ARTICLE =>
+++++

Son refus, par exemple, de participer à une revue est d’ordre « esthétique et instinctif, moral ». Le rapport est étroit que Flaubert établit entre esthétique et morale ; ce n’est pas seulement une décision de l’esprit : son être tout entier rechigne « instinctif » et le cloisonne dans un refus qui définit admirablement le respect et le dégoût que Flaubert a des autres.
Pour Flaubert, on n’insistera jamais assez là-dessus, ce qui est beau est vrai : « Quand un vers est bon, iI perd son école. Un bon vers de Boileau est un bon vers d’Hugo. La perfection a partout le même caractère, qui est la précision, la justesse. »
Deux mois avant sa mort, en février 1880, Flaubert écrit : « À bas les Écoles quelles qu’elles soient ! À bas les mots vides de sens ! À bas les Académies, les poétiques, les principes ! »
Puissions-nous tous, critiques, auteurs, éditeurs, nous imprégner de cette saine violence… et retrouver le goût du « vrai », le goût de la vérité vis-à-vis de nous-mêmes et vis-à-vis des autres.
Guillaume Chaptine
(France-Observateur, 9 janvier 1964).

+++++

MATÉRIAUX RÉUNIS =>
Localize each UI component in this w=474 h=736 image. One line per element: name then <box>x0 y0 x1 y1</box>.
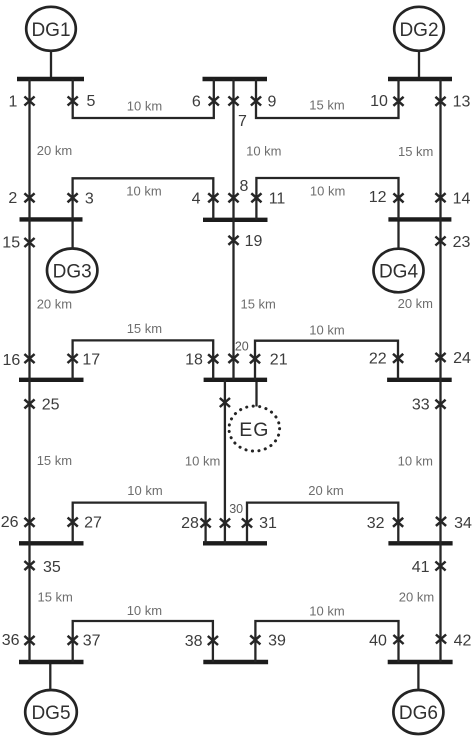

+++++

CONSIGNE => D'après l'article sur Flaubert, quel caractère la perfection a-t-elle partout ?

CORRIGÉ => La précision, la justesse.